### [WHAT TO PRODUCE]
Extract every record, keeping each one exactly as it is.

==============================

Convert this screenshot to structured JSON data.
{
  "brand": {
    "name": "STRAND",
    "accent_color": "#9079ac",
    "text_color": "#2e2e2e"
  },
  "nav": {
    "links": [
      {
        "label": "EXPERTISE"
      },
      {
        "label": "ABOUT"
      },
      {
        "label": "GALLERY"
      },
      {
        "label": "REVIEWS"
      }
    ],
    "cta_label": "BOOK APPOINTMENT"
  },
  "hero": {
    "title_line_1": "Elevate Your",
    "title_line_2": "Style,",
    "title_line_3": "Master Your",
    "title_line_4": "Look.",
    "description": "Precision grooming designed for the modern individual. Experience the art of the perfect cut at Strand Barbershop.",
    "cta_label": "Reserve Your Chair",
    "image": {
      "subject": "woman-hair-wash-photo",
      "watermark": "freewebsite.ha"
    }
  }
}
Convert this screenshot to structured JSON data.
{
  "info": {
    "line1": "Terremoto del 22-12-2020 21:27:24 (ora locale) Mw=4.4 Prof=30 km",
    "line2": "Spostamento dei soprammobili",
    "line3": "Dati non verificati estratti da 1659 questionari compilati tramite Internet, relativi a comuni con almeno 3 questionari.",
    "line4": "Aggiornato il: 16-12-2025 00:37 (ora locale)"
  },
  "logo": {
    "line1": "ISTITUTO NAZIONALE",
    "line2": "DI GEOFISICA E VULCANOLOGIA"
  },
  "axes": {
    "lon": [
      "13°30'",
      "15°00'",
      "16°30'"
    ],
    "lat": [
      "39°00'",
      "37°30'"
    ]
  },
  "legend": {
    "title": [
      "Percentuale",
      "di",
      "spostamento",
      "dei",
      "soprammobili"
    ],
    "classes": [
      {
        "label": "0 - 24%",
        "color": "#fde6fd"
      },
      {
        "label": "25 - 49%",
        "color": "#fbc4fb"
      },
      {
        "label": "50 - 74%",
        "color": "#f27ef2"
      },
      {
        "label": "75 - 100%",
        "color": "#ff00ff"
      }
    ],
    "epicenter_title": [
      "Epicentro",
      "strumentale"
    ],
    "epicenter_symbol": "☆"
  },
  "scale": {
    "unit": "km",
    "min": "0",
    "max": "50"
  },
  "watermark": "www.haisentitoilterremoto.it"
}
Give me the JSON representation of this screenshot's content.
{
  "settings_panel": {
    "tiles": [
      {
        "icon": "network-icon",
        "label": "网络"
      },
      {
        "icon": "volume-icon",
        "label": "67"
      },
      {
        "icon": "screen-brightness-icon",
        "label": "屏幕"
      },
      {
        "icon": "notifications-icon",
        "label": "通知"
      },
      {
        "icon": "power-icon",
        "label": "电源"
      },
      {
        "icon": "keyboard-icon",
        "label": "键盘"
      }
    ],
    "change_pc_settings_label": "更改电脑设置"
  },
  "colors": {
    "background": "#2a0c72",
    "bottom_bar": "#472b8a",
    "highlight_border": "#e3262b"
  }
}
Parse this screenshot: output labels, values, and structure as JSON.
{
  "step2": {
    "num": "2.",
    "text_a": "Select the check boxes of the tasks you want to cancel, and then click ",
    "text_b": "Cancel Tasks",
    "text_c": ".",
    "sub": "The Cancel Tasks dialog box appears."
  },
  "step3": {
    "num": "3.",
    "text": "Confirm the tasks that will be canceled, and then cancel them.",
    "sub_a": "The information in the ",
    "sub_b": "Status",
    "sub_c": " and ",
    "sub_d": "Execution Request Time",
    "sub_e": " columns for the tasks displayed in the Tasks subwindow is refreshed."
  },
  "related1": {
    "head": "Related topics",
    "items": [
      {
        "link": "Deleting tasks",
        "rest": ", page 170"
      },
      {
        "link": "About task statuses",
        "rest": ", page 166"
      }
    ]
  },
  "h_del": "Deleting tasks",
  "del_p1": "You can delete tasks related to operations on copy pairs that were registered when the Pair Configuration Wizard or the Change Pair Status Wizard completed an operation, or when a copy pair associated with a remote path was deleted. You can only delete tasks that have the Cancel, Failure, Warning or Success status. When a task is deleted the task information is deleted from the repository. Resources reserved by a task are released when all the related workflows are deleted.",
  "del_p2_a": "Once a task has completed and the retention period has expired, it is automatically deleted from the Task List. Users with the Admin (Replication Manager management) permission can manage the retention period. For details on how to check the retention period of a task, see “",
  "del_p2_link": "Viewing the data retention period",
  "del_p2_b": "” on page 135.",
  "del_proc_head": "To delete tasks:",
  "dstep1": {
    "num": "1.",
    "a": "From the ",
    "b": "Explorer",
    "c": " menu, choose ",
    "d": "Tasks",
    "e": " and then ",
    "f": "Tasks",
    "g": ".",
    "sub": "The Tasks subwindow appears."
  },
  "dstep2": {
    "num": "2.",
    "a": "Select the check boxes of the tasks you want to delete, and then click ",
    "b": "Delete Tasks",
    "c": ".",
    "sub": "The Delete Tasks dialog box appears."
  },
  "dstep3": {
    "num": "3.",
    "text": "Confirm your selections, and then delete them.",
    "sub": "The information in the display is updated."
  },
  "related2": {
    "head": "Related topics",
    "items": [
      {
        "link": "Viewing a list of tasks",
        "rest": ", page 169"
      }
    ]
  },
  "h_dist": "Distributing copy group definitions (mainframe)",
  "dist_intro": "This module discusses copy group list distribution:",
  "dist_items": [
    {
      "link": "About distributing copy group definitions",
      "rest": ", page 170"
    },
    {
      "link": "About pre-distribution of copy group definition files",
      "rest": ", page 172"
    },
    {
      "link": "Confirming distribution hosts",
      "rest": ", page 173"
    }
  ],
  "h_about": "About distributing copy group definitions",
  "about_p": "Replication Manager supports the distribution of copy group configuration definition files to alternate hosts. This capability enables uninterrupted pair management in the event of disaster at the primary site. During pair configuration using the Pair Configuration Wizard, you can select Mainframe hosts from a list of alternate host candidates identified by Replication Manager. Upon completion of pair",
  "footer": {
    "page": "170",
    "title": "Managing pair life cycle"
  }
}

==============================

### [RESPONSE]
Convert this screenshot to structured JSON data.
{
  "brand": {
    "name": "STRAND",
    "accent_color": "#9079ac",
    "text_color": "#2e2e2e"
  },
  "nav": {
    "links": [
      {
        "label": "EXPERTISE"
      },
      {
        "label": "ABOUT"
      },
      {
        "label": "GALLERY"
      },
      {
        "label": "REVIEWS"
      }
    ],
    "cta_label": "BOOK APPOINTMENT"
  },
  "hero": {
    "title_line_1": "Elevate Your",
    "title_line_2": "Style,",
    "title_line_3": "Master Your",
    "title_line_4": "Look.",
    "description": "Precision grooming designed for the modern individual. Experience the art of the perfect cut at Strand Barbershop.",
    "cta_label": "Reserve Your Chair",
    "image": {
      "subject": "woman-hair-wash-photo",
      "watermark": "freewebsite.ha"
    }
  }
}
Convert this screenshot to structured JSON data.
{
  "info": {
    "line1": "Terremoto del 22-12-2020 21:27:24 (ora locale) Mw=4.4 Prof=30 km",
    "line2": "Spostamento dei soprammobili",
    "line3": "Dati non verificati estratti da 1659 questionari compilati tramite Internet, relativi a comuni con almeno 3 questionari.",
    "line4": "Aggiornato il: 16-12-2025 00:37 (ora locale)"
  },
  "logo": {
    "line1": "ISTITUTO NAZIONALE",
    "line2": "DI GEOFISICA E VULCANOLOGIA"
  },
  "axes": {
    "lon": [
      "13°30'",
      "15°00'",
      "16°30'"
    ],
    "lat": [
      "39°00'",
      "37°30'"
    ]
  },
  "legend": {
    "title": [
      "Percentuale",
      "di",
      "spostamento",
      "dei",
      "soprammobili"
    ],
    "classes": [
      {
        "label": "0 - 24%",
        "color": "#fde6fd"
      },
      {
        "label": "25 - 49%",
        "color": "#fbc4fb"
      },
      {
        "label": "50 - 74%",
        "color": "#f27ef2"
      },
      {
        "label": "75 - 100%",
        "color": "#ff00ff"
      }
    ],
    "epicenter_title": [
      "Epicentro",
      "strumentale"
    ],
    "epicenter_symbol": "☆"
  },
  "scale": {
    "unit": "km",
    "min": "0",
    "max": "50"
  },
  "watermark": "www.haisentitoilterremoto.it"
}
Give me the JSON representation of this screenshot's content.
{
  "settings_panel": {
    "tiles": [
      {
        "icon": "network-icon",
        "label": "网络"
      },
      {
        "icon": "volume-icon",
        "label": "67"
      },
      {
        "icon": "screen-brightness-icon",
        "label": "屏幕"
      },
      {
        "icon": "notifications-icon",
        "label": "通知"
      },
      {
        "icon": "power-icon",
        "label": "电源"
      },
      {
        "icon": "keyboard-icon",
        "label": "键盘"
      }
    ],
    "change_pc_settings_label": "更改电脑设置"
  },
  "colors": {
    "background": "#2a0c72",
    "bottom_bar": "#472b8a",
    "highlight_border": "#e3262b"
  }
}
Parse this screenshot: output labels, values, and structure as JSON.
{
  "step2": {
    "num": "2.",
    "text_a": "Select the check boxes of the tasks you want to cancel, and then click ",
    "text_b": "Cancel Tasks",
    "text_c": ".",
    "sub": "The Cancel Tasks dialog box appears."
  },
  "step3": {
    "num": "3.",
    "text": "Confirm the tasks that will be canceled, and then cancel them.",
    "sub_a": "The information in the ",
    "sub_b": "Status",
    "sub_c": " and ",
    "sub_d": "Execution Request Time",
    "sub_e": " columns for the tasks displayed in the Tasks subwindow is refreshed."
  },
  "related1": {
    "head": "Related topics",
    "items": [
      {
        "link": "Deleting tasks",
        "rest": ", page 170"
      },
      {
        "link": "About task statuses",
        "rest": ", page 166"
      }
    ]
  },
  "h_del": "Deleting tasks",
  "del_p1": "You can delete tasks related to operations on copy pairs that were registered when the Pair Configuration Wizard or the Change Pair Status Wizard completed an operation, or when a copy pair associated with a remote path was deleted. You can only delete tasks that have the Cancel, Failure, Warning or Success status. When a task is deleted the task information is deleted from the repository. Resources reserved by a task are released when all the related workflows are deleted.",
  "del_p2_a": "Once a task has completed and the retention period has expired, it is automatically deleted from the Task List. Users with the Admin (Replication Manager management) permission can manage the retention period. For details on how to check the retention period of a task, see “",
  "del_p2_link": "Viewing the data retention period",
  "del_p2_b": "” on page 135.",
  "del_proc_head": "To delete tasks:",
  "dstep1": {
    "num": "1.",
    "a": "From the ",
    "b": "Explorer",
    "c": " menu, choose ",
    "d": "Tasks",
    "e": " and then ",
    "f": "Tasks",
    "g": ".",
    "sub": "The Tasks subwindow appears."
  },
  "dstep2": {
    "num": "2.",
    "a": "Select the check boxes of the tasks you want to delete, and then click ",
    "b": "Delete Tasks",
    "c": ".",
    "sub": "The Delete Tasks dialog box appears."
  },
  "dstep3": {
    "num": "3.",
    "text": "Confirm your selections, and then delete them.",
    "sub": "The information in the display is updated."
  },
  "related2": {
    "head": "Related topics",
    "items": [
      {
        "link": "Viewing a list of tasks",
        "rest": ", page 169"
      }
    ]
  },
  "h_dist": "Distributing copy group definitions (mainframe)",
  "dist_intro": "This module discusses copy group list distribution:",
  "dist_items": [
    {
      "link": "About distributing copy group definitions",
      "rest": ", page 170"
    },
    {
      "link": "About pre-distribution of copy group definition files",
      "rest": ", page 172"
    },
    {
      "link": "Confirming distribution hosts",
      "rest": ", page 173"
    }
  ],
  "h_about": "About distributing copy group definitions",
  "about_p": "Replication Manager supports the distribution of copy group configuration definition files to alternate hosts. This capability enables uninterrupted pair management in the event of disaster at the primary site. During pair configuration using the Pair Configuration Wizard, you can select Mainframe hosts from a list of alternate host candidates identified by Replication Manager. Upon completion of pair",
  "footer": {
    "page": "170",
    "title": "Managing pair life cycle"
  }
}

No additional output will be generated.